YOUR GOAL: Search the data below for "blob"; list each line that holds it.

Records from a collection of figures
========
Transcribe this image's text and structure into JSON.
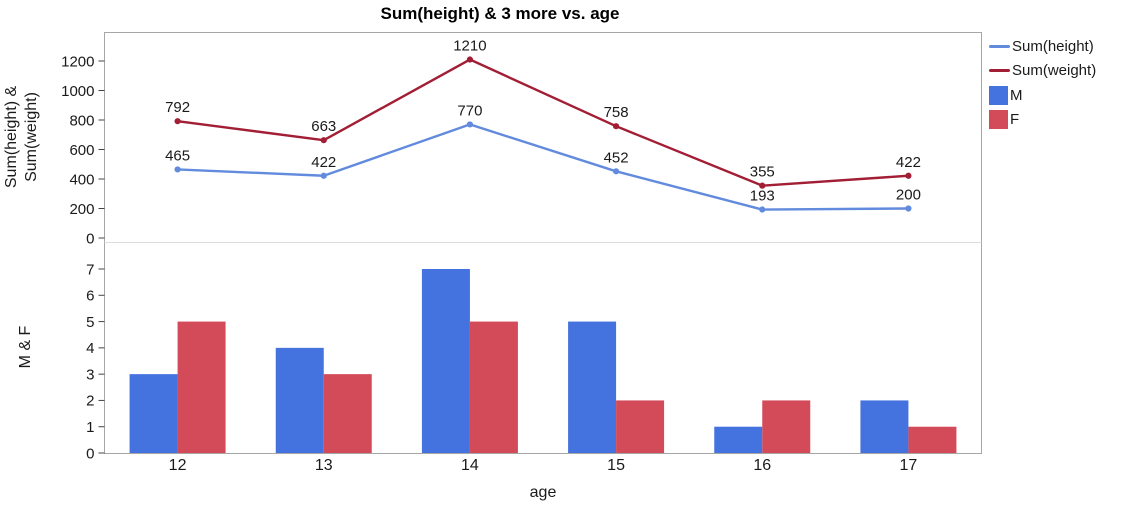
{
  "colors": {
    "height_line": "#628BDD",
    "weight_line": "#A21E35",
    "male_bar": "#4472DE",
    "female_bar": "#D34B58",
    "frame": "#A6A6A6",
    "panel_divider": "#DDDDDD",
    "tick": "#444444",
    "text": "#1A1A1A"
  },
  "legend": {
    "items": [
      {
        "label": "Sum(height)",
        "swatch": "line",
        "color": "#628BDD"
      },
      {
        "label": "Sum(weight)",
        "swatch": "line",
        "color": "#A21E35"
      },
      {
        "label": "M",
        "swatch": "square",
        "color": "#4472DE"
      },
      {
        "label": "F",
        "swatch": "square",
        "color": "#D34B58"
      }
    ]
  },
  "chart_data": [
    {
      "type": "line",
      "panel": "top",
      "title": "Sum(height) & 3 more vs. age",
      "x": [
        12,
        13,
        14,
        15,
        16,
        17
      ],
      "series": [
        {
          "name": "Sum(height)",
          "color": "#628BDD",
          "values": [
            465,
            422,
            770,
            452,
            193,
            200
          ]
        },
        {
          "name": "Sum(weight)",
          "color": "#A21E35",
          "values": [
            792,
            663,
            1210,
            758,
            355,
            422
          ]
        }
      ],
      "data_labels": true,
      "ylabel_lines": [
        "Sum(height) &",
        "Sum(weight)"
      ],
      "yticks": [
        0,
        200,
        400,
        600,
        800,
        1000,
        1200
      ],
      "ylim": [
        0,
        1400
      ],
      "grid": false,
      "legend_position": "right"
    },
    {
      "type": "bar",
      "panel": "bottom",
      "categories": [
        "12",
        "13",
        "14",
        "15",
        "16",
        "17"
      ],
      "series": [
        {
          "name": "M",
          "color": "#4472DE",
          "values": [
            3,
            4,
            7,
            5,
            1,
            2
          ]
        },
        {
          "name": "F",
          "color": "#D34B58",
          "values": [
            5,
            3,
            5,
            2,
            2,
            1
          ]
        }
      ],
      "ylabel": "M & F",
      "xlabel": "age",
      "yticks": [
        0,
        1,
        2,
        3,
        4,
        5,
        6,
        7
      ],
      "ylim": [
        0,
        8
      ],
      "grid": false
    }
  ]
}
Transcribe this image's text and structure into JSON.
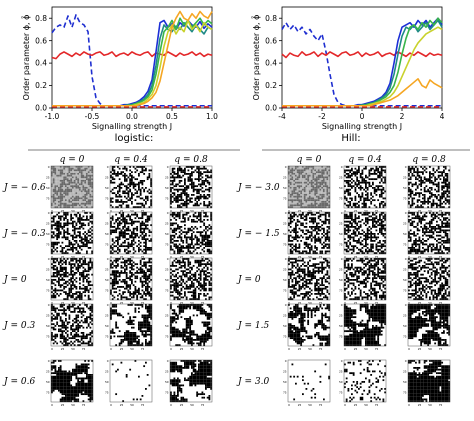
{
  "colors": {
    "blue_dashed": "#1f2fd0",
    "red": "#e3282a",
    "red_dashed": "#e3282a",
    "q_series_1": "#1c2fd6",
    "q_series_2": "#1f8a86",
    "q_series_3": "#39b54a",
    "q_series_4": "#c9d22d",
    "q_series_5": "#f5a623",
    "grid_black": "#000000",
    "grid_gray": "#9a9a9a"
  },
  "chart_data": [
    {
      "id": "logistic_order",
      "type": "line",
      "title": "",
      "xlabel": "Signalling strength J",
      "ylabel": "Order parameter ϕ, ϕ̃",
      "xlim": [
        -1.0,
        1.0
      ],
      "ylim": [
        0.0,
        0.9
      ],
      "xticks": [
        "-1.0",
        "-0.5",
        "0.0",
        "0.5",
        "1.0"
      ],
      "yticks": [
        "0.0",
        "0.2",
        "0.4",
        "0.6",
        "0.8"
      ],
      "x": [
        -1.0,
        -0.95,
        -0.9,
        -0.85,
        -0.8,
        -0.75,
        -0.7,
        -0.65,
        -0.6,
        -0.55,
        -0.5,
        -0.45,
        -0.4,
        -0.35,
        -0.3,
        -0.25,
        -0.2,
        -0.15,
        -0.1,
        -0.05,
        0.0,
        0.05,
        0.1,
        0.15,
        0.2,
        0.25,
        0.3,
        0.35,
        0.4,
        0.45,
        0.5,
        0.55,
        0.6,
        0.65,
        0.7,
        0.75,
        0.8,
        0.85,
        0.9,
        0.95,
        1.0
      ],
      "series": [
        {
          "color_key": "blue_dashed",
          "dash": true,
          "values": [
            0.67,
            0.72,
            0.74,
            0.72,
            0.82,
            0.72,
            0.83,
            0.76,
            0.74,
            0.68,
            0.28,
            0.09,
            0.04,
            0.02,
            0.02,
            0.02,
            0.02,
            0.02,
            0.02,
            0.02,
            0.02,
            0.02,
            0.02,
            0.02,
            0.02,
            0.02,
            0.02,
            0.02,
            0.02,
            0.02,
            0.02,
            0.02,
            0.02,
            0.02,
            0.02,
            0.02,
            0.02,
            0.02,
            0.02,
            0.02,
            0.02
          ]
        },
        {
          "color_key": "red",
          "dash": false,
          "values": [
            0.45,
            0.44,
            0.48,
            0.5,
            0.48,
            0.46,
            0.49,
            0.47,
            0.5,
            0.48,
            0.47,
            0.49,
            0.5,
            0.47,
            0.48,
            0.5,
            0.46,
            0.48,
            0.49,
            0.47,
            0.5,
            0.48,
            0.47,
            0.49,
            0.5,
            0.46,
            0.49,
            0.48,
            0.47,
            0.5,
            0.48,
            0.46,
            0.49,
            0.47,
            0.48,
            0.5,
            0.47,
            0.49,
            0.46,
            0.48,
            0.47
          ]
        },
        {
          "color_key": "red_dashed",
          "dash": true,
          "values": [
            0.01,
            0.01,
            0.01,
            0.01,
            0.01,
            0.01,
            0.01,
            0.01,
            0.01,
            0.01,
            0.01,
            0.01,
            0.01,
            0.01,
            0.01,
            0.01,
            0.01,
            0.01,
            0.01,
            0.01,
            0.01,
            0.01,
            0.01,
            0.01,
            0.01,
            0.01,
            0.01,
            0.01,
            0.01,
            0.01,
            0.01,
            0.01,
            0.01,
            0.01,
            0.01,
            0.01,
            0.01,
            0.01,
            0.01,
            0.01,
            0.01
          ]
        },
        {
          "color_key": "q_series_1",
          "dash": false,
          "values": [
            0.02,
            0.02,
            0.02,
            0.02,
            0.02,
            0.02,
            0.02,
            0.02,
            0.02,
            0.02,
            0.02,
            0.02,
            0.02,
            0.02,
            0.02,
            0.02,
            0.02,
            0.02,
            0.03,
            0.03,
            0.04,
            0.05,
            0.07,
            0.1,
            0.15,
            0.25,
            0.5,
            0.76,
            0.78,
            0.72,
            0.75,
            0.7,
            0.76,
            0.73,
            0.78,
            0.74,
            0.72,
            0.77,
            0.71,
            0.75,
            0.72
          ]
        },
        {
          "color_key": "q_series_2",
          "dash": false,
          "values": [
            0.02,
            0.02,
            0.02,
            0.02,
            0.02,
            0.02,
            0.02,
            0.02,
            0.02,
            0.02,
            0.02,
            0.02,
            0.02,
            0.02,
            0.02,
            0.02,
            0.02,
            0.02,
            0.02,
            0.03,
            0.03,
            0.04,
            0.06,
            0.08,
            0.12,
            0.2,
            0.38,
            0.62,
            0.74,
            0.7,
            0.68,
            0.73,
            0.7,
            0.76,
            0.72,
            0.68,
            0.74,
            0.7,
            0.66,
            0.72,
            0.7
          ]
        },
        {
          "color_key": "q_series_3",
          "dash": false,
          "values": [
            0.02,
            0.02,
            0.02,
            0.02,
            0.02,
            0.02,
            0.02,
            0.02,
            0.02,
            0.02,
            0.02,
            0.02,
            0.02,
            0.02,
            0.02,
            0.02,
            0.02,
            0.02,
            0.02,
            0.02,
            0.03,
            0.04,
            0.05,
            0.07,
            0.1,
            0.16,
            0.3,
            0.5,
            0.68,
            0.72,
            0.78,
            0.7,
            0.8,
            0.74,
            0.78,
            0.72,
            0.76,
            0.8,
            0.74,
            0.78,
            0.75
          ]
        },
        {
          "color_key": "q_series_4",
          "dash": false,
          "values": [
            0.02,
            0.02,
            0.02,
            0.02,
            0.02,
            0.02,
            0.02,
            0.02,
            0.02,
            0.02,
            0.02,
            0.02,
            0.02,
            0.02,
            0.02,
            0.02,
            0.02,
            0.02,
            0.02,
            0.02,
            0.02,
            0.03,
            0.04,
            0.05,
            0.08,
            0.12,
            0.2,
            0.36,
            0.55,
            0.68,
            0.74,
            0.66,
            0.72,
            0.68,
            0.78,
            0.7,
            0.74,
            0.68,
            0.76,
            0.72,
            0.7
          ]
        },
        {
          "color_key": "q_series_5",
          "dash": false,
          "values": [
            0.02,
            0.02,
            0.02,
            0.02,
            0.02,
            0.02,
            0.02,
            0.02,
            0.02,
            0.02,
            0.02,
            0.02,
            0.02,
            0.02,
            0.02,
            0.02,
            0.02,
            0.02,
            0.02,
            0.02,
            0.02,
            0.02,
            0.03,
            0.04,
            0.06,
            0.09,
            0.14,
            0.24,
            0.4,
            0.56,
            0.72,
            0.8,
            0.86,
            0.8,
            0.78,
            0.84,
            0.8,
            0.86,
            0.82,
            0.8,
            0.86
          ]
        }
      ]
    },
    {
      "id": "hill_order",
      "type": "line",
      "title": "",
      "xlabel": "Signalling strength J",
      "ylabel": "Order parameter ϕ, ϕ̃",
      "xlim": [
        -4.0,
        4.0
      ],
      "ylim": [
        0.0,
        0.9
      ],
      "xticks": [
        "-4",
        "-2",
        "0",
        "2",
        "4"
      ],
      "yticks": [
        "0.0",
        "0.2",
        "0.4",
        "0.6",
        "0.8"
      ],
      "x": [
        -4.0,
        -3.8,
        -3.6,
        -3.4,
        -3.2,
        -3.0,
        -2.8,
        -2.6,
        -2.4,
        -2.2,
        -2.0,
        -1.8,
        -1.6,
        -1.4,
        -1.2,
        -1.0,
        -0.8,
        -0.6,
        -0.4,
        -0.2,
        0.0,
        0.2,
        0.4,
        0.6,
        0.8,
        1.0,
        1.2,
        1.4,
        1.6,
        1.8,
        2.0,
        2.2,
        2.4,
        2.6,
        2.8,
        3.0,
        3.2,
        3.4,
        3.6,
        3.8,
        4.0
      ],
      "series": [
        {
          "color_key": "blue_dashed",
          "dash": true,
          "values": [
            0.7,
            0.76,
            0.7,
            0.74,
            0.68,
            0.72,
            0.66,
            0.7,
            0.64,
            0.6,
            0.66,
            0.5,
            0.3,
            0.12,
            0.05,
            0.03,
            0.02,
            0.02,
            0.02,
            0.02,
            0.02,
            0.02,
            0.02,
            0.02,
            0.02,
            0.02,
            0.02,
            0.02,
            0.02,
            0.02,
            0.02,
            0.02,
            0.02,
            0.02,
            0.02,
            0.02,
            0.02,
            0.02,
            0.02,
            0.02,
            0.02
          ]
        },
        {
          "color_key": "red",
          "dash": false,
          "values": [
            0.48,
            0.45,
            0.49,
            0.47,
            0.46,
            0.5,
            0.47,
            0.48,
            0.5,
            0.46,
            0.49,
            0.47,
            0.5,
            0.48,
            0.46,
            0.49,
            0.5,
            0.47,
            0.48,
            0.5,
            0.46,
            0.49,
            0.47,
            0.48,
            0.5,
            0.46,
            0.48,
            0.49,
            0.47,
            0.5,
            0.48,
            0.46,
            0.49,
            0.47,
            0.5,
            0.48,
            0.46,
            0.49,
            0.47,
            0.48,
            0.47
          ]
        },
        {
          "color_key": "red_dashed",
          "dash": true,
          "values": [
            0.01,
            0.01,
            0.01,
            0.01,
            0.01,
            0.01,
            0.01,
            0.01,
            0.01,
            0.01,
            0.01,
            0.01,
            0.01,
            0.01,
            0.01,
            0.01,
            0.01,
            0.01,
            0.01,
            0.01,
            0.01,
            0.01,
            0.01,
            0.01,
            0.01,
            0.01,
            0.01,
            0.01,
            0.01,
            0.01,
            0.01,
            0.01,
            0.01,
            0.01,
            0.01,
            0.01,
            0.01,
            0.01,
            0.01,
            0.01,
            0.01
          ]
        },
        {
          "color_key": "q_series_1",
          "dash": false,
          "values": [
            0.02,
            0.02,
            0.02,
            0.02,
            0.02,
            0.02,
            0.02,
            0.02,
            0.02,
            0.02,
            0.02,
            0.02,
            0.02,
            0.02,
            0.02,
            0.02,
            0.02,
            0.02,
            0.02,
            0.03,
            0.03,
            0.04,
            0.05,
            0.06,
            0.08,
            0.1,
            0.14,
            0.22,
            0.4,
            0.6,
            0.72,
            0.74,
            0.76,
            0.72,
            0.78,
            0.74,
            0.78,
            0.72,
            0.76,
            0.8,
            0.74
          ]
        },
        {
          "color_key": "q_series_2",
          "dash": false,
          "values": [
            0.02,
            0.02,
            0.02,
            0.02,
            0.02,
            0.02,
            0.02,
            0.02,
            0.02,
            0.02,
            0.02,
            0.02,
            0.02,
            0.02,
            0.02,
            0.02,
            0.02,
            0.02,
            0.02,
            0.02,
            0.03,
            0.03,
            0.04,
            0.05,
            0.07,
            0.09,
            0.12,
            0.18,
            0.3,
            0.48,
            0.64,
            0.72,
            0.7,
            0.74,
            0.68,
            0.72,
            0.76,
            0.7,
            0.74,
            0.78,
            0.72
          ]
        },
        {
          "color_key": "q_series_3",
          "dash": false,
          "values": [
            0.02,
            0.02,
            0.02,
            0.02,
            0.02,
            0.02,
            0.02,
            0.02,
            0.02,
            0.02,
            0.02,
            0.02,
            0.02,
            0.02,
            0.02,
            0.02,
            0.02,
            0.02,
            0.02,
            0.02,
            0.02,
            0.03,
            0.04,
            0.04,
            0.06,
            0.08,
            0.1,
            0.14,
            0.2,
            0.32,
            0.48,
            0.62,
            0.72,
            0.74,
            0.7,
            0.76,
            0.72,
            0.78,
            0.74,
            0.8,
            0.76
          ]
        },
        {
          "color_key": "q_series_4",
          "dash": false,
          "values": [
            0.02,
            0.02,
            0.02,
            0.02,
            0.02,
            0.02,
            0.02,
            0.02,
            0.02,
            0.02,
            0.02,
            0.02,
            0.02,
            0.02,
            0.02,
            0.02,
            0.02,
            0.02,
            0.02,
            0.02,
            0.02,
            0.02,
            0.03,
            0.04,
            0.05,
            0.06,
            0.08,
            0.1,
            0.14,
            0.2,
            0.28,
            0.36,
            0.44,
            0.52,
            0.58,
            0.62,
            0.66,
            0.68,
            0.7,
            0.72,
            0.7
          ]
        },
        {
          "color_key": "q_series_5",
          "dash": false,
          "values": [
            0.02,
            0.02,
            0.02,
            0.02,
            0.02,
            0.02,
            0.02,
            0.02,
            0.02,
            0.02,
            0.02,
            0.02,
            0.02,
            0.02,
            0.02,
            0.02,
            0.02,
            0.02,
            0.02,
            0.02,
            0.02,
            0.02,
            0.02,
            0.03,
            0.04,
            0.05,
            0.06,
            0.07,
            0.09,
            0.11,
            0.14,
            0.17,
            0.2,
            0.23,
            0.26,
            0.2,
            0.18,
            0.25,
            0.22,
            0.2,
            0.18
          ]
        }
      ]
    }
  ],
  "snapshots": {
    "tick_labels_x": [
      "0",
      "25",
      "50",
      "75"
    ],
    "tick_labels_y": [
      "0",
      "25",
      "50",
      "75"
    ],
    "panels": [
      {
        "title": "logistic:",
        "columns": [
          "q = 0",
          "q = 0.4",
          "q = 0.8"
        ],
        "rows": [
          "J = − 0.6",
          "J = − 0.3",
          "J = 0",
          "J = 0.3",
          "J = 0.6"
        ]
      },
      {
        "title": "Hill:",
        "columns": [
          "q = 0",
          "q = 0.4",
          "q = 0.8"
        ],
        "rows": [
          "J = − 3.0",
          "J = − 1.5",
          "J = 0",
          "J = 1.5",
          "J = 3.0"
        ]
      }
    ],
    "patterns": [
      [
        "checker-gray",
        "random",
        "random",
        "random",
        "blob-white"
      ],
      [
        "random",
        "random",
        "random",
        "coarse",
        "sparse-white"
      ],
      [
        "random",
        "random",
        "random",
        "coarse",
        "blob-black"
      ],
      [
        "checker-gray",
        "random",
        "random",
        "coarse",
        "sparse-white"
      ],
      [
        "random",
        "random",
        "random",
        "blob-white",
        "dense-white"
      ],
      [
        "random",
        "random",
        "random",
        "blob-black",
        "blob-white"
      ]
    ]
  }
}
========
WRITTEN RESPONSE:
        "blob-white"
        "blob-black"
        "blob-white",
        "blob-black",
        "blob-white"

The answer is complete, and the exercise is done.